[DIRECTION] Count every line that holds the string "only", and report the number alone.

──────────────────────────────

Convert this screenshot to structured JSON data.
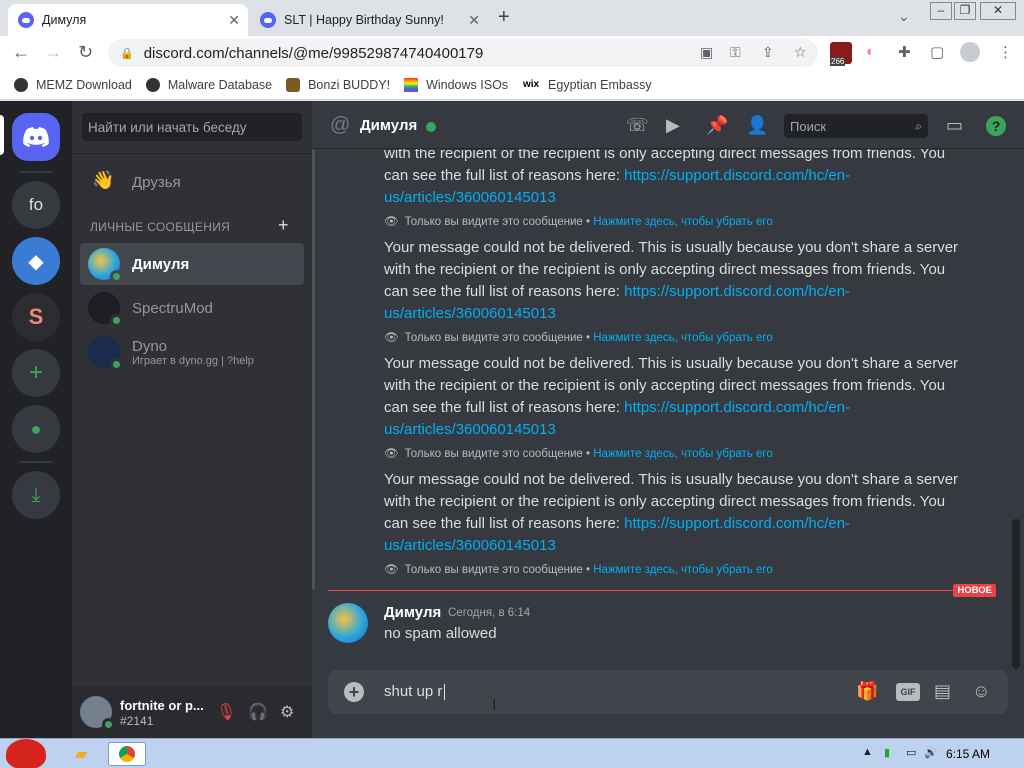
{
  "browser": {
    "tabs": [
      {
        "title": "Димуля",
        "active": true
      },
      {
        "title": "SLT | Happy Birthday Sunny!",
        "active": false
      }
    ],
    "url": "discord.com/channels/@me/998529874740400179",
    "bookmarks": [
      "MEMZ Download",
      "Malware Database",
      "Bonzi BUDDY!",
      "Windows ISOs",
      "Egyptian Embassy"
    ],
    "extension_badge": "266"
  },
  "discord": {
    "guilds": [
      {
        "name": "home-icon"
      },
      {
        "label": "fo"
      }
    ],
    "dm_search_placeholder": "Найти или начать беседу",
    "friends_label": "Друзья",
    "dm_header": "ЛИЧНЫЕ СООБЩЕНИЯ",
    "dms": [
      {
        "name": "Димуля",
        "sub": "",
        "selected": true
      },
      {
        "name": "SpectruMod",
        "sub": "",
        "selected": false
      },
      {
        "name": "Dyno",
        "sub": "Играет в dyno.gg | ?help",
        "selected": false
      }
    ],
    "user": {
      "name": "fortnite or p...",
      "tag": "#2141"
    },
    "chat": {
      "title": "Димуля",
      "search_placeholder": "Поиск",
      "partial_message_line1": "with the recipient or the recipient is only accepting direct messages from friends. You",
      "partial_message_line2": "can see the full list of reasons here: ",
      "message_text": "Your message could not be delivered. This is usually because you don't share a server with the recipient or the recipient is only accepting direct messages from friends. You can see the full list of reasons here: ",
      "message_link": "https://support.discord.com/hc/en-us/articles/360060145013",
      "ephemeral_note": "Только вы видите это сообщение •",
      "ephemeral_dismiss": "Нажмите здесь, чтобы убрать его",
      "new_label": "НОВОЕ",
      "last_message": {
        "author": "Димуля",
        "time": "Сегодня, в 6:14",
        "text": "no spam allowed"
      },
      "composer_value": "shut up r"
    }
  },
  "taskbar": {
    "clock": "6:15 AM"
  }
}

──────────────────────────────

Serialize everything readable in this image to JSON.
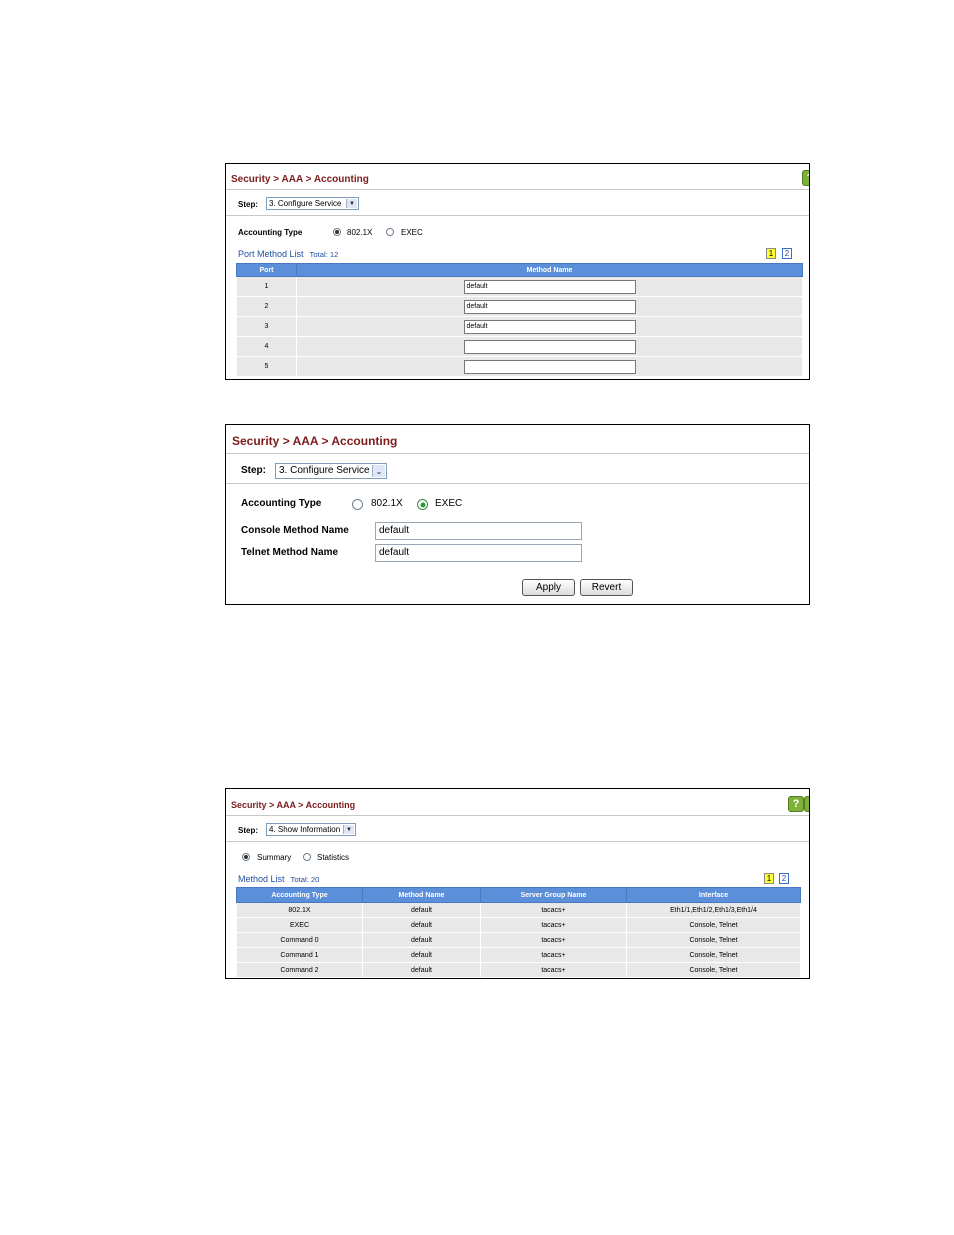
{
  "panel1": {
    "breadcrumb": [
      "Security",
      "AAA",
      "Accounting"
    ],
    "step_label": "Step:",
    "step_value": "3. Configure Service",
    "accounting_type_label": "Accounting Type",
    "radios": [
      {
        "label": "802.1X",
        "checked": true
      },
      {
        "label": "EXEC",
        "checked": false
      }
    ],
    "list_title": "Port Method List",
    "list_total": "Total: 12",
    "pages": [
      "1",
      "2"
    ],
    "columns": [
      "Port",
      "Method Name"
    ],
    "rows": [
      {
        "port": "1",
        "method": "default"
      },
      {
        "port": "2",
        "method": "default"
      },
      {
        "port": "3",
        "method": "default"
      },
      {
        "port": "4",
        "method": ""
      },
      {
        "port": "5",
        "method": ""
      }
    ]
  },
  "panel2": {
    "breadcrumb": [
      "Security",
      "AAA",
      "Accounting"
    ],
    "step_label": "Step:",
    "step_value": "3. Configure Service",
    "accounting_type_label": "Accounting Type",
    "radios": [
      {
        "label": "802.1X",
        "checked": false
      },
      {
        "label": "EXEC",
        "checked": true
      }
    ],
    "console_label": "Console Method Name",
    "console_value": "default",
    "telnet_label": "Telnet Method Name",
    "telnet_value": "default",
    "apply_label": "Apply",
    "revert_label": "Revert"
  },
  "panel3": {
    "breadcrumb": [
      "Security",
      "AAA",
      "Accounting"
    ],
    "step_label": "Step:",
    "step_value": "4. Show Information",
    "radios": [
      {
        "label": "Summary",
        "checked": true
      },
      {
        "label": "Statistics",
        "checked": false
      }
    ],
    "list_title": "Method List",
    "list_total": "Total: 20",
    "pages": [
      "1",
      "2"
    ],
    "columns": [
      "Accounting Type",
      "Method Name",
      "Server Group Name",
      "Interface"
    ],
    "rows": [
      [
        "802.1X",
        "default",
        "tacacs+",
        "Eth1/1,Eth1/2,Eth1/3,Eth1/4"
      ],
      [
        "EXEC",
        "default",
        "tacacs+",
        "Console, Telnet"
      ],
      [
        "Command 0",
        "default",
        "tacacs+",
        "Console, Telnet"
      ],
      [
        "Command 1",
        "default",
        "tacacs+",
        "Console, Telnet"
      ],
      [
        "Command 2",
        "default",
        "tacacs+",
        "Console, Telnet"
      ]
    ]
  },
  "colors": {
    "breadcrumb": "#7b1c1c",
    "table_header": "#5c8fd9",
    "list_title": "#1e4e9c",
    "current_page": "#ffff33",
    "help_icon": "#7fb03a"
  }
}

──────────────────────────────

[ANSWER FOR THIS EXERCISE] 2